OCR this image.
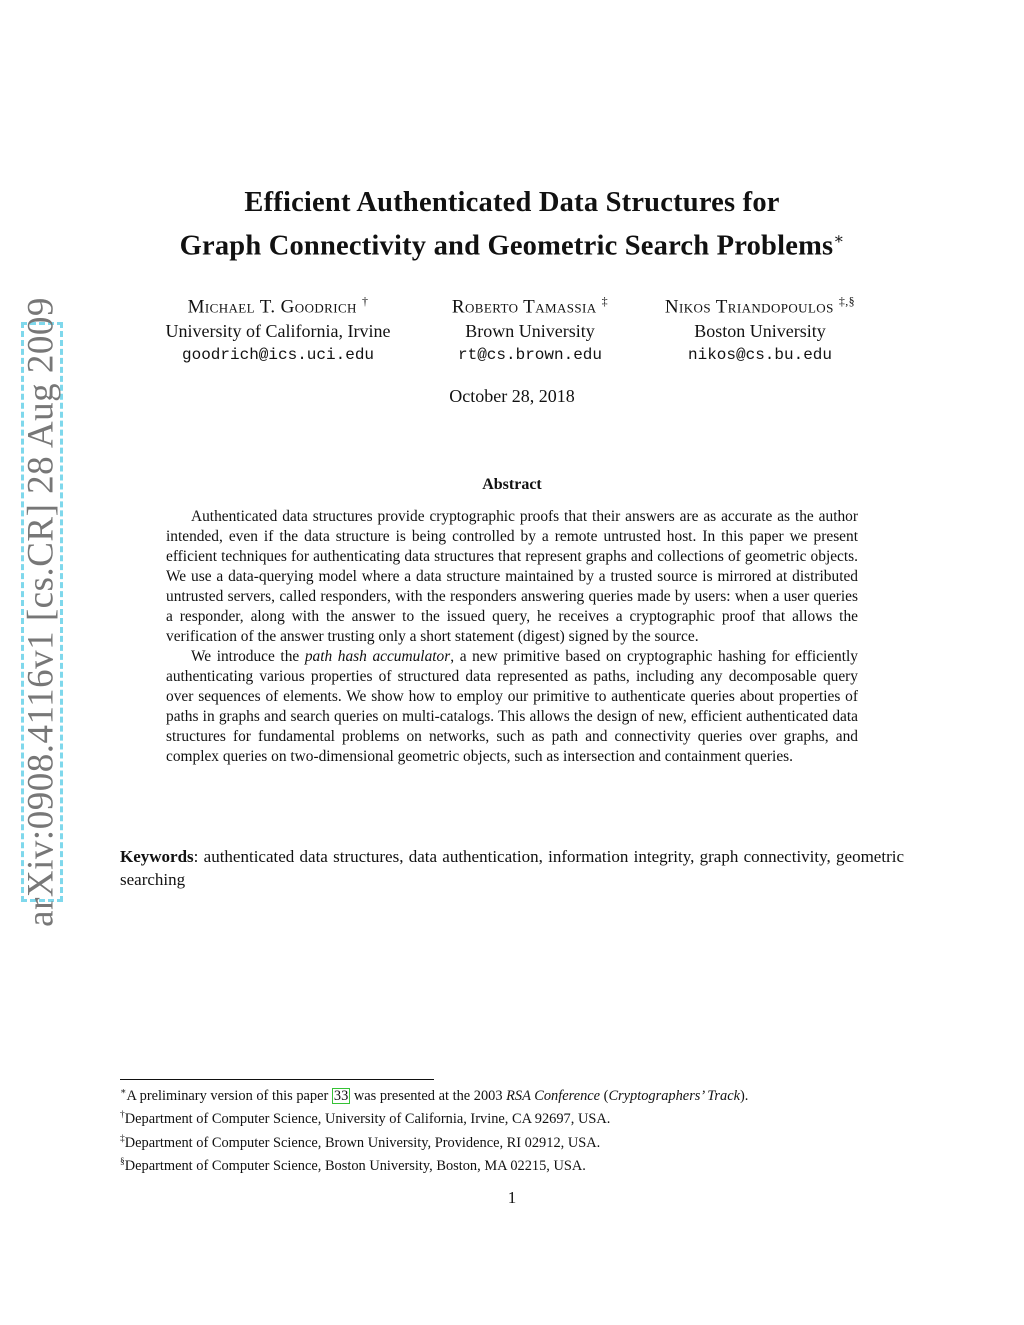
arXiv:0908.4116v1 [cs.CR] 28 Aug 2009
Efficient Authenticated Data Structures for
Graph Connectivity and Geometric Search Problems∗
Michael T. Goodrich †
University of California, Irvine
goodrich@ics.uci.edu
Roberto Tamassia ‡
Brown University
rt@cs.brown.edu
Nikos Triandopoulos ‡,§
Boston University
nikos@cs.bu.edu
October 28, 2018
Abstract

Authenticated data structures provide cryptographic proofs that their answers are as accurate as the author intended, even if the data structure is being controlled by a remote untrusted host. In this paper we present efficient techniques for authenticating data structures that represent graphs and collections of geometric objects. We use a data-querying model where a data structure maintained by a trusted source is mirrored at distributed untrusted servers, called responders, with the responders answering queries made by users: when a user queries a responder, along with the answer to the issued query, he receives a cryptographic proof that allows the verification of the answer trusting only a short statement (digest) signed by the source.

We introduce the path hash accumulator, a new primitive based on cryptographic hashing for efficiently authenticating various properties of structured data represented as paths, including any decomposable query over sequences of elements. We show how to employ our primitive to authenticate queries about properties of paths in graphs and search queries on multi-catalogs. This allows the design of new, efficient authenticated data structures for fundamental problems on networks, such as path and connectivity queries over graphs, and complex queries on two-dimensional geometric objects, such as intersection and containment queries.

Keywords: authenticated data structures, data authentication, information integrity, graph connectivity, geometric searching
∗A preliminary version of this paper 33 was presented at the 2003 RSA Conference (Cryptographers’ Track).
†Department of Computer Science, University of California, Irvine, CA 92697, USA.
‡Department of Computer Science, Brown University, Providence, RI 02912, USA.
§Department of Computer Science, Boston University, Boston, MA 02215, USA.
1
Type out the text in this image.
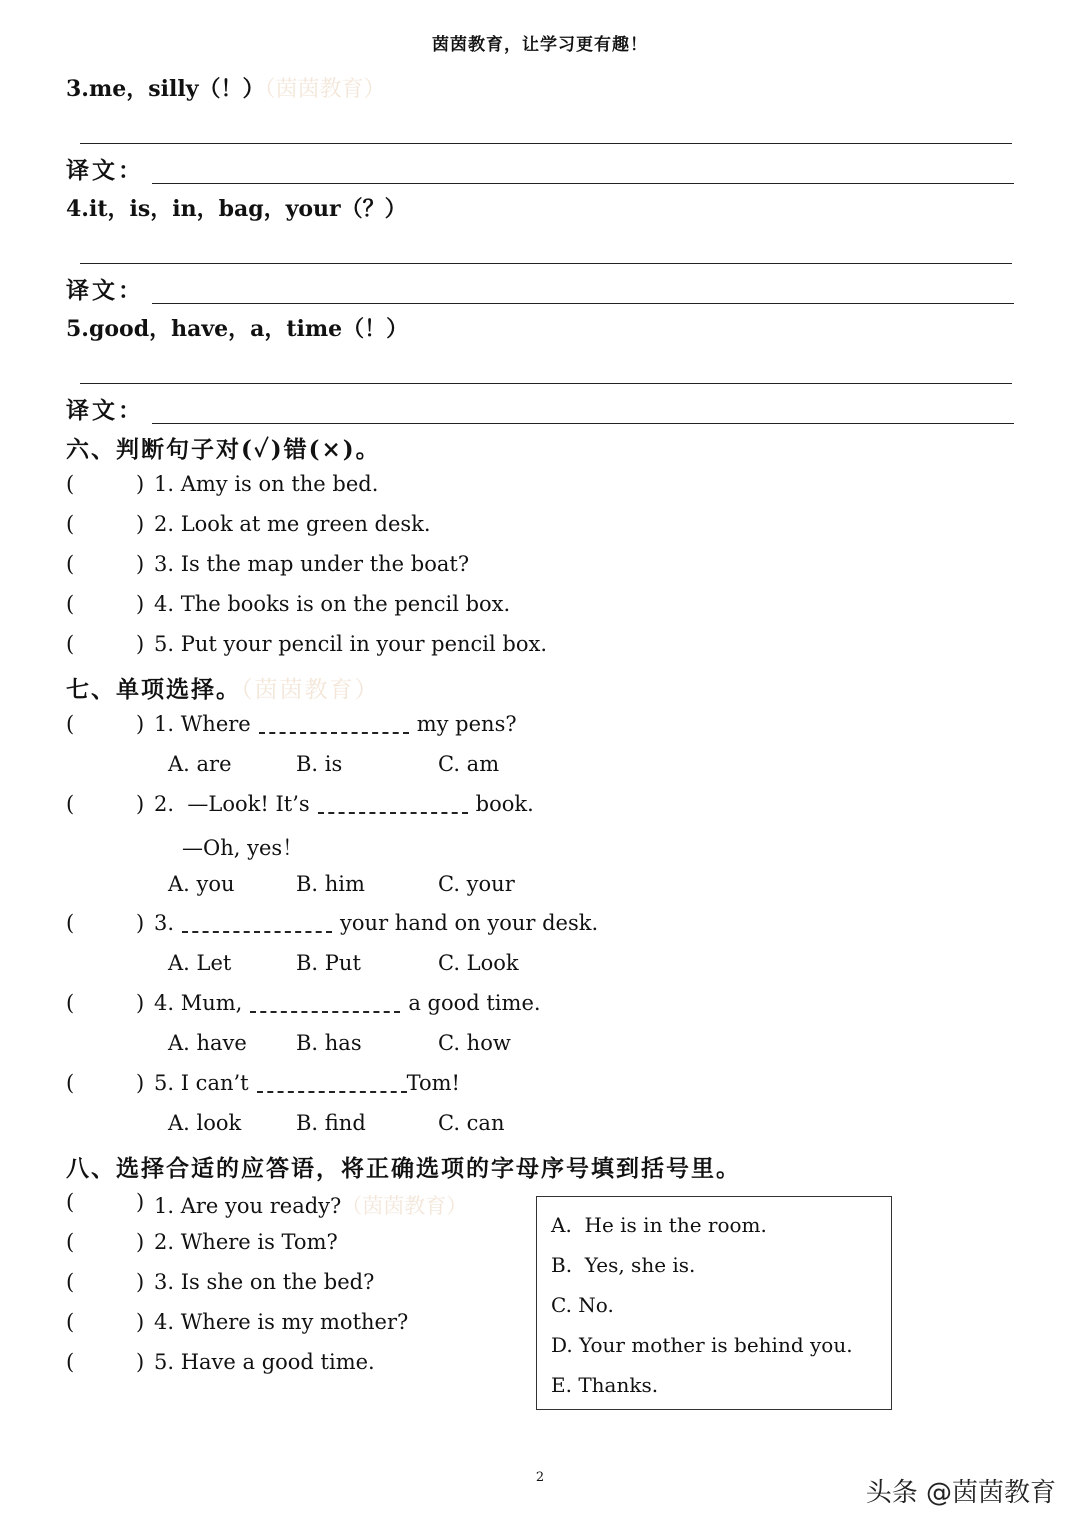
茵茵教育，让学习更有趣！
3.me，silly（！）（茵茵教育）
译文：
4.it，is，in，bag，your（？）
译文：
5.good，have，a，time（！）
译文：
六、判断句子对(✓)错(×)。
(	) 1. Amy is on the bed.
(	) 2. Look at me green desk.
(	) 3. Is the map under the boat?
(	) 4. The books is on the pencil box.
(	) 5. Put your pencil in your pencil box.
七、单项选择。（茵茵教育）
(	) 1. Where	my pens?
A. are	B. is	C. am
(	) 2.  —Look! It’s	book.
—Oh, yes！
A. you	B. him	C. your
(	) 3.	your hand on your desk.
A. Let	B. Put	C. Look
(	) 4. Mum,	a good time.
A. have B. has	C. how
(	) 5. I can’t	Tom!
A. look	B. find	C. can
八、选择合适的应答语，将正确选项的字母序号填到括号里。
(	) 1. Are you ready?（茵茵教育）
(	) 2. Where is Tom?
(	) 3. Is she on the bed?
(	) 4. Where is my mother?
(	) 5. Have a good time.
A.  He is in the room.
B.  Yes, she is.
C. No.
D. Your mother is behind you.
E. Thanks.
2
头条 @茵茵教育
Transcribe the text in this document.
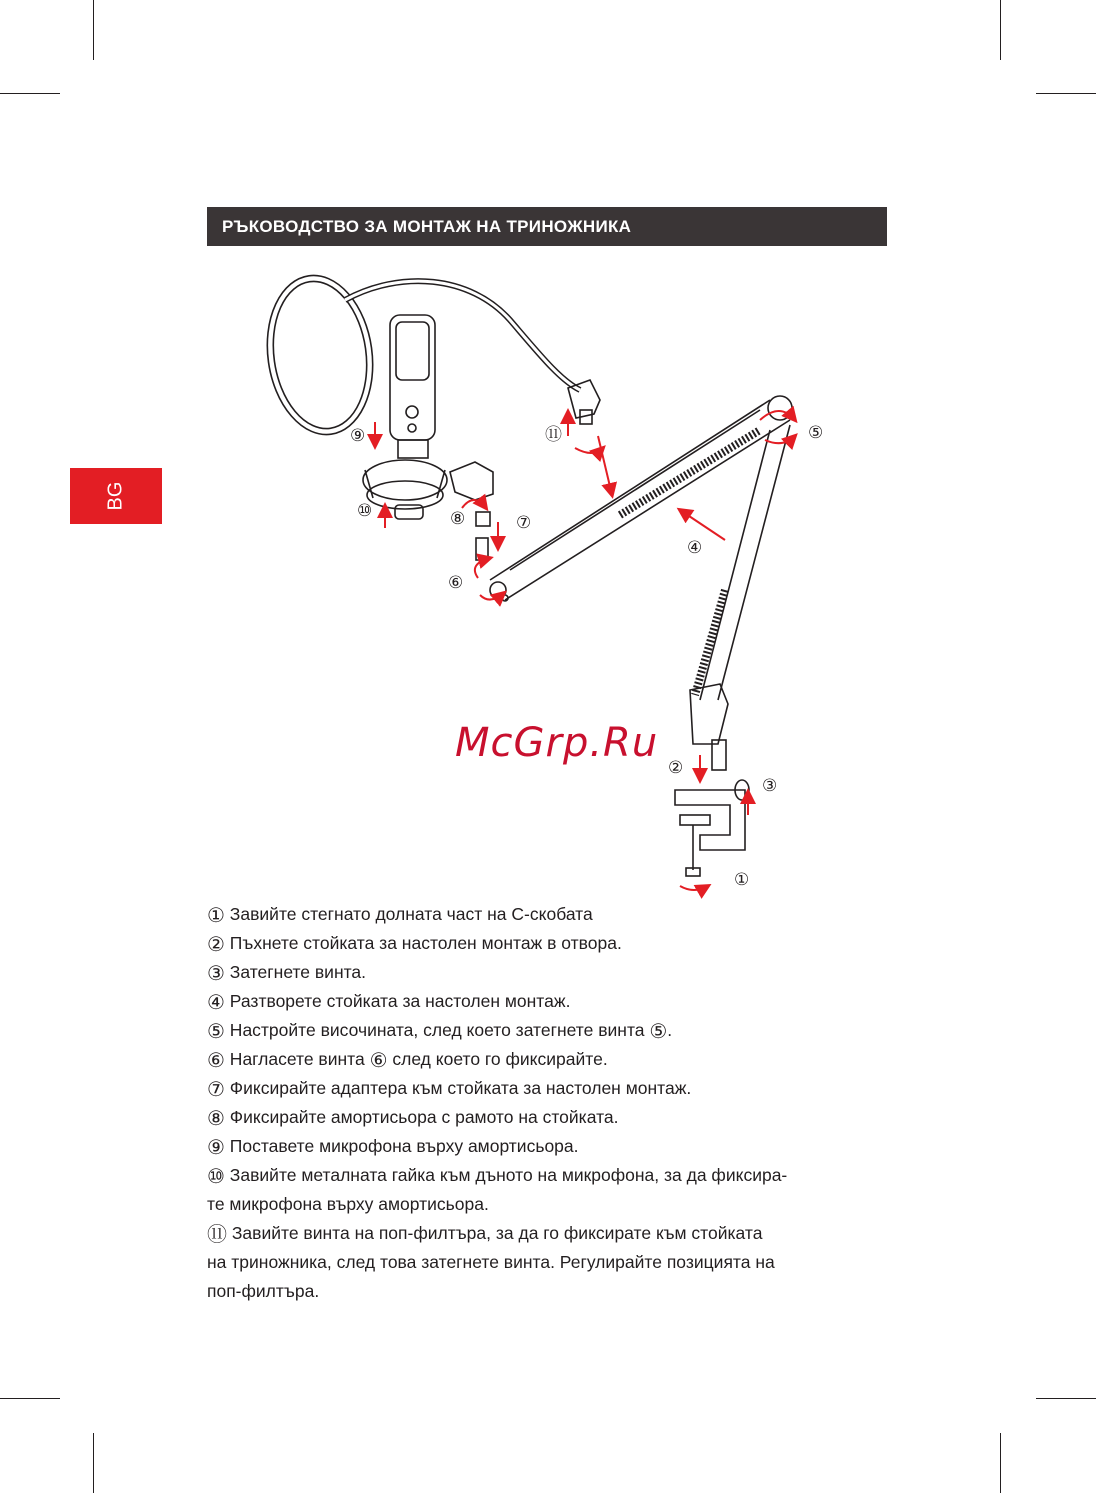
РЪКОВОДСТВО ЗА МОНТАЖ НА ТРИНОЖНИКА
BG
①
②
③
④
⑤
⑥
⑦
⑧
⑨
⑩
⑪
McGrp.Ru

① Завийте стегнато долната част на С-скобата

② Пъхнете стойката за настолен монтаж в отвора.

③ Затегнете винта.

④ Разтворете стойката за настолен монтаж.

⑤ Настройте височината, след което затегнете винта ⑤.

⑥ Нагласете винта ⑥ след което го фиксирайте.

⑦ Фиксирайте адаптера към стойката за настолен монтаж.

⑧ Фиксирайте амортисьора с рамото на стойката.

⑨ Поставете микрофона върху амортисьора.

⑩ Завийте металната гайка към дъното на микрофона, за да фиксира-
те микрофона върху амортисьора.

⑪ Завийте винта на поп-филтъра, за да го фиксирате към стойката
на триножника, след това затегнете винта. Регулирайте позицията на
поп-филтъра.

--------------------

• PROBLEM DETAILS: Reproduce every line of the listing above in which the string "California" appears.

• RESPONSE:
University of California, Irvine
†Department of Computer Science, University of California, Irvine, CA 92697, USA.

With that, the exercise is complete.